| ROWS |
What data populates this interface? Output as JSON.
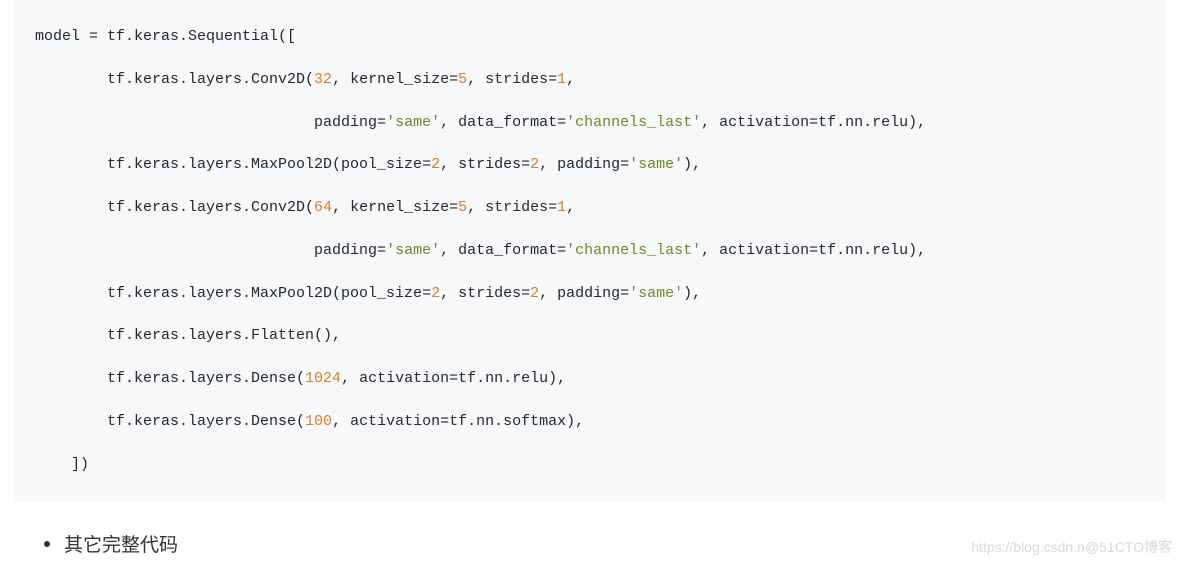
{
  "code": {
    "l1a": "model = tf.keras.Sequential([",
    "l2a": "        tf.keras.layers.Conv2D(",
    "l2n1": "32",
    "l2b": ", kernel_size=",
    "l2n2": "5",
    "l2c": ", strides=",
    "l2n3": "1",
    "l2d": ",",
    "l3a": "                               padding=",
    "l3s1": "'same'",
    "l3b": ", data_format=",
    "l3s2": "'channels_last'",
    "l3c": ", activation=tf.nn.relu),",
    "l4a": "        tf.keras.layers.MaxPool2D(pool_size=",
    "l4n1": "2",
    "l4b": ", strides=",
    "l4n2": "2",
    "l4c": ", padding=",
    "l4s1": "'same'",
    "l4d": "),",
    "l5a": "        tf.keras.layers.Conv2D(",
    "l5n1": "64",
    "l5b": ", kernel_size=",
    "l5n2": "5",
    "l5c": ", strides=",
    "l5n3": "1",
    "l5d": ",",
    "l6a": "                               padding=",
    "l6s1": "'same'",
    "l6b": ", data_format=",
    "l6s2": "'channels_last'",
    "l6c": ", activation=tf.nn.relu),",
    "l7a": "        tf.keras.layers.MaxPool2D(pool_size=",
    "l7n1": "2",
    "l7b": ", strides=",
    "l7n2": "2",
    "l7c": ", padding=",
    "l7s1": "'same'",
    "l7d": "),",
    "l8a": "        tf.keras.layers.Flatten(),",
    "l9a": "        tf.keras.layers.Dense(",
    "l9n1": "1024",
    "l9b": ", activation=tf.nn.relu),",
    "l10a": "        tf.keras.layers.Dense(",
    "l10n1": "100",
    "l10b": ", activation=tf.nn.softmax),",
    "l11a": "    ])"
  },
  "bullet": {
    "text": "其它完整代码"
  },
  "watermark": {
    "left": "https://blog.csdn.n",
    "right": "@51CTO博客"
  }
}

| AIM |
Show every line in the records above that contains the word "Dense".

| THE ANSWER |
    "l9a": "        tf.keras.layers.Dense(",
    "l10a": "        tf.keras.layers.Dense(",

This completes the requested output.